Items from a data source:
:::::
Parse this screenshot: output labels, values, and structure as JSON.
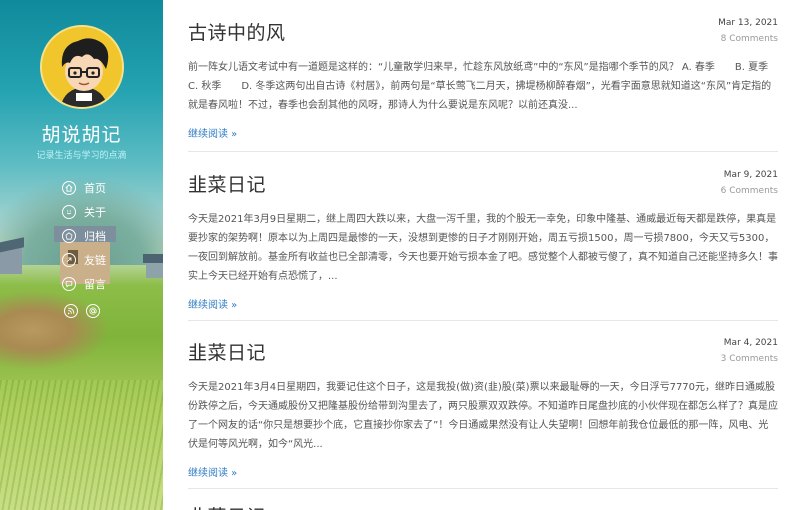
{
  "sidebar": {
    "title": "胡说胡记",
    "subtitle": "记录生活与学习的点滴",
    "nav": [
      {
        "label": "首页",
        "icon": "home-icon"
      },
      {
        "label": "关于",
        "icon": "smiley-icon"
      },
      {
        "label": "归档",
        "icon": "archive-icon"
      },
      {
        "label": "友链",
        "icon": "link-icon"
      },
      {
        "label": "留言",
        "icon": "comment-icon"
      }
    ],
    "social": [
      {
        "icon": "rss-icon"
      },
      {
        "icon": "at-icon"
      }
    ]
  },
  "posts": [
    {
      "title": "古诗中的风",
      "date": "Mar 13, 2021",
      "comments": "8 Comments",
      "excerpt": "前一阵女儿语文考试中有一道题是这样的：“儿童散学归来早，忙趁东风放纸鸢”中的“东风”是指哪个季节的风？ A. 春季　　B. 夏季　　C. 秋季　　D. 冬季这两句出自古诗《村居》，前两句是“草长莺飞二月天，拂堤杨柳醉春烟”，光看字面意思就知道这“东风”肯定指的就是春风啦！不过，春季也会刮其他的风呀，那诗人为什么要说是东风呢？以前还真没...",
      "read_more": "继续阅读 »"
    },
    {
      "title": "韭菜日记",
      "date": "Mar 9, 2021",
      "comments": "6 Comments",
      "excerpt": "今天是2021年3月9日星期二，继上周四大跌以来，大盘一泻千里，我的个股无一幸免，印象中隆基、通威最近每天都是跌停，果真是要抄家的架势啊！原本以为上周四是最惨的一天，没想到更惨的日子才刚刚开始，周五亏损1500，周一亏损7800，今天又亏5300，一夜回到解放前。基金所有收益也已全部清零，今天也要开始亏损本金了吧。感觉整个人都被亏傻了，真不知道自己还能坚持多久！事实上今天已经开始有点恐慌了，...",
      "read_more": "继续阅读 »"
    },
    {
      "title": "韭菜日记",
      "date": "Mar 4, 2021",
      "comments": "3 Comments",
      "excerpt": "今天是2021年3月4日星期四，我要记住这个日子，这是我投(做)资(韭)股(菜)票以来最耻辱的一天，今日浮亏7770元，继昨日通威股份跌停之后，今天通威股份又把隆基股份给带到沟里去了，两只股票双双跌停。不知道昨日尾盘抄底的小伙伴现在都怎么样了？真是应了一个网友的话“你只是想要抄个底，它直接抄你家去了”！今日通威果然没有让人失望啊！回想年前我仓位最低的那一阵，风电、光伏是何等风光啊，如今“风光...",
      "read_more": "继续阅读 »"
    }
  ],
  "next_post_title_partial": "韭菜日记"
}
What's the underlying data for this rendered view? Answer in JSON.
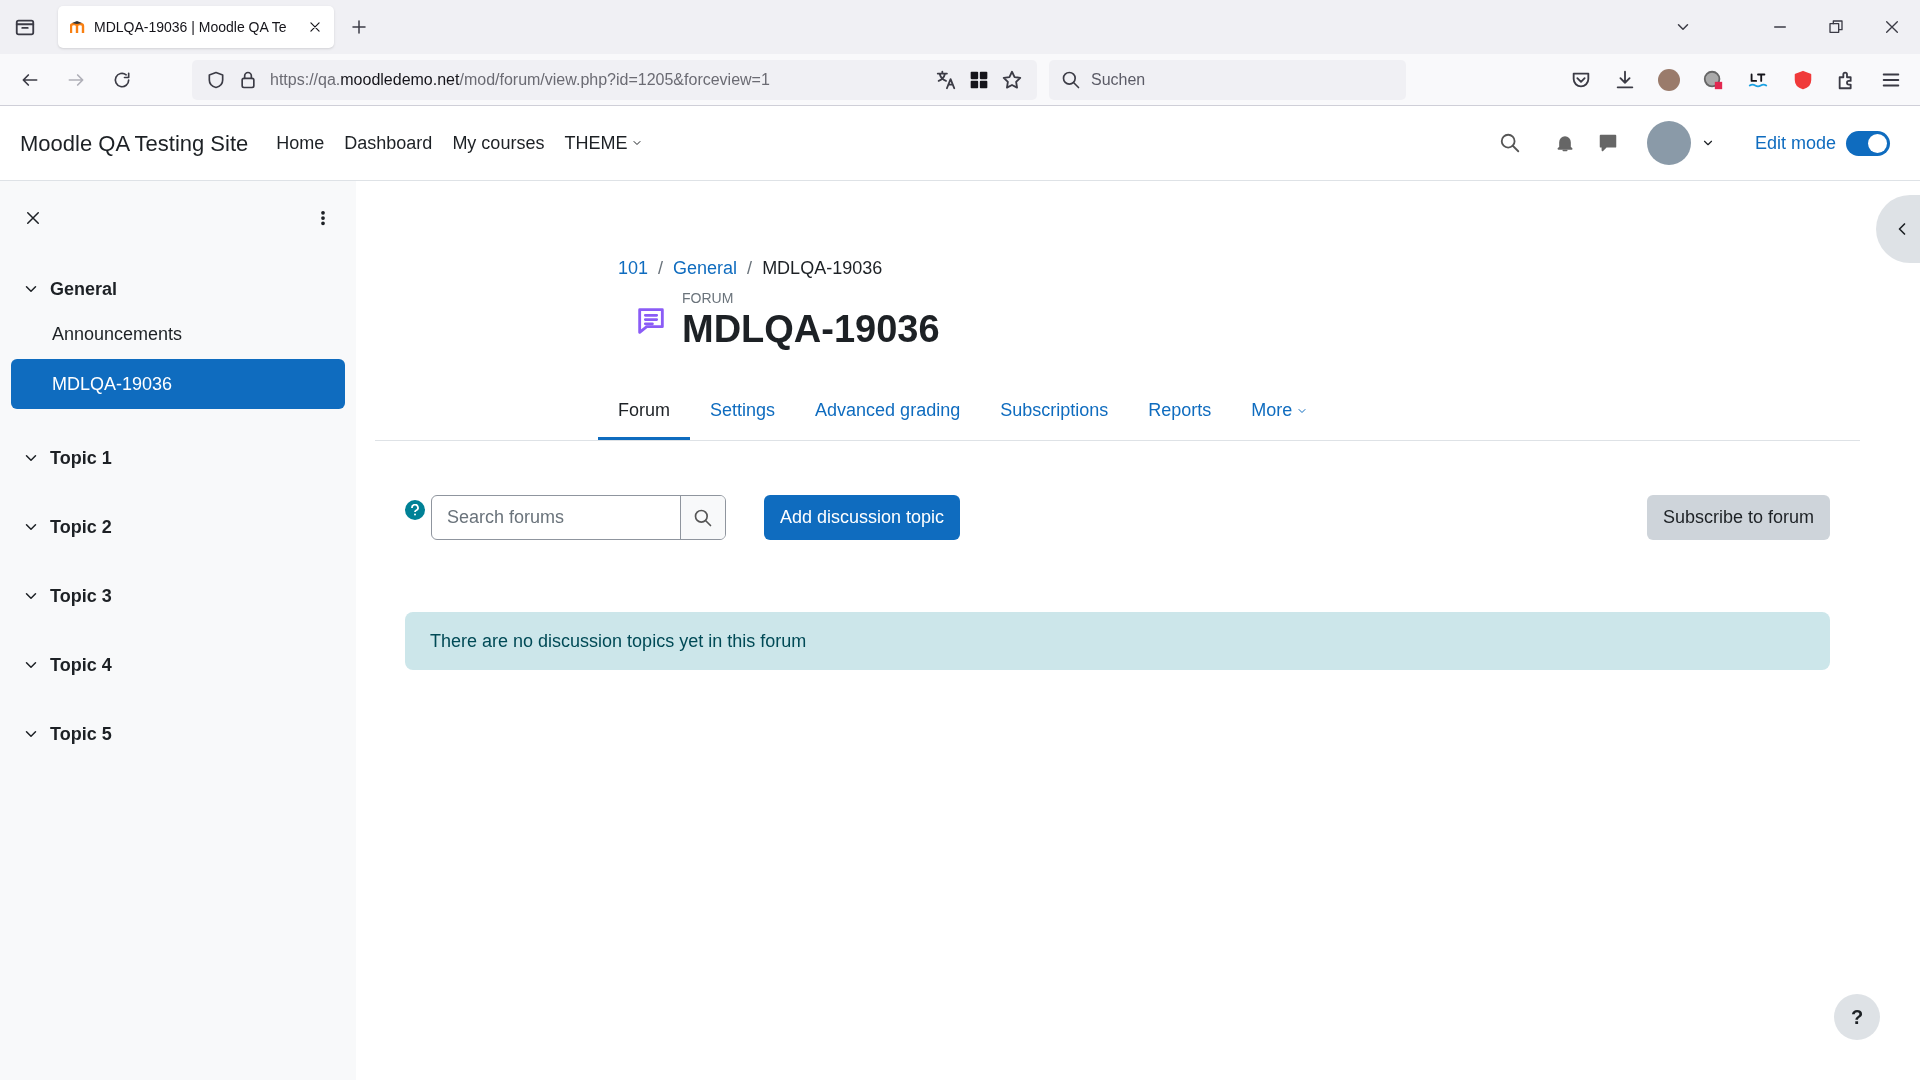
{
  "browser": {
    "tabs": [
      {
        "title": "MDLQA-19036 | Moodle QA Te",
        "selected": true
      }
    ],
    "url": {
      "scheme": "https://qa.",
      "domain": "moodledemo.net",
      "path": "/mod/forum/view.php?id=1205&forceview=1"
    },
    "search": {
      "placeholder": "Suchen"
    }
  },
  "site": {
    "title": "Moodle QA Testing Site",
    "nav": [
      {
        "label": "Home",
        "kind": "link"
      },
      {
        "label": "Dashboard",
        "kind": "link"
      },
      {
        "label": "My courses",
        "kind": "link"
      },
      {
        "label": "THEME",
        "kind": "dropdown"
      }
    ],
    "edit_mode": {
      "label": "Edit mode",
      "on": true
    }
  },
  "course_index": {
    "sections": [
      {
        "label": "General",
        "expanded": true,
        "children": [
          {
            "label": "Announcements",
            "selected": false
          },
          {
            "label": "MDLQA-19036",
            "selected": true
          }
        ]
      },
      {
        "label": "Topic 1",
        "expanded": true
      },
      {
        "label": "Topic 2",
        "expanded": true
      },
      {
        "label": "Topic 3",
        "expanded": true
      },
      {
        "label": "Topic 4",
        "expanded": true
      },
      {
        "label": "Topic 5",
        "expanded": true
      }
    ]
  },
  "breadcrumb": [
    {
      "label": "101",
      "link": true
    },
    {
      "separator": "/",
      "label": "General",
      "link": true
    },
    {
      "separator": "/",
      "label": "MDLQA-19036",
      "link": false
    }
  ],
  "header": {
    "label": "FORUM",
    "title": "MDLQA-19036"
  },
  "tabs": [
    {
      "label": "Forum",
      "selected": true,
      "kind": "link"
    },
    {
      "label": "Settings",
      "selected": false,
      "kind": "link"
    },
    {
      "label": "Advanced grading",
      "selected": false,
      "kind": "link"
    },
    {
      "label": "Subscriptions",
      "selected": false,
      "kind": "link"
    },
    {
      "label": "Reports",
      "selected": false,
      "kind": "link"
    },
    {
      "label": "More",
      "selected": false,
      "kind": "dropdown"
    }
  ],
  "toolbar": {
    "search": {
      "placeholder": "Search forums"
    },
    "add_button": "Add discussion topic",
    "subscribe_button": "Subscribe to forum"
  },
  "alert": "There are no discussion topics yet in this forum",
  "help_button": "?"
}
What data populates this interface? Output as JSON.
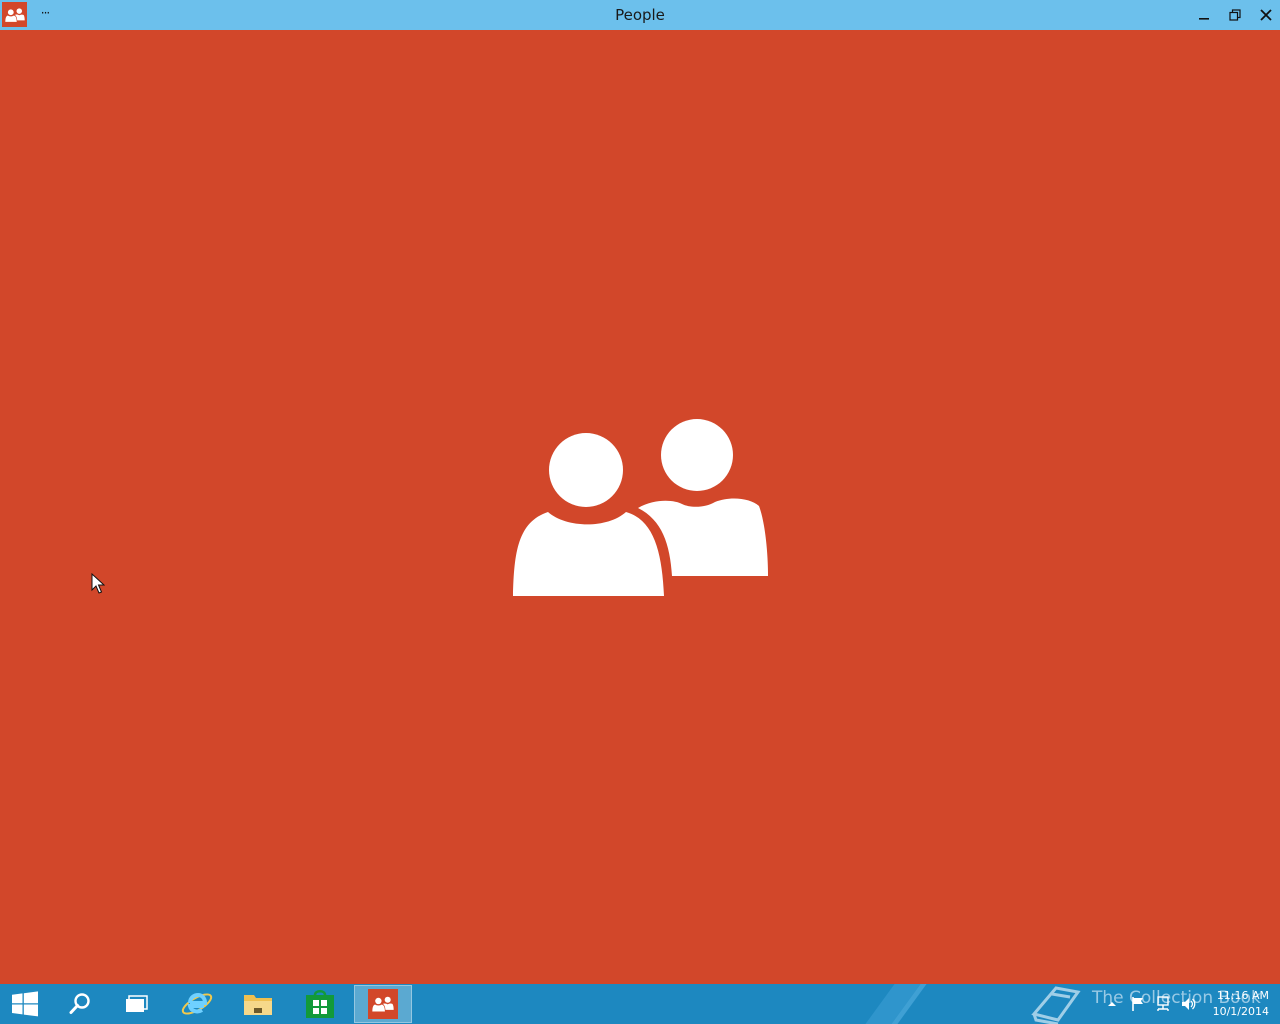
:::::
> What is asked: List all lines in the material containing the string "Comments".

> Solution:
      "comments": "8 Comments",
      "comments": "6 Comments",
      "comments": "3 Comments",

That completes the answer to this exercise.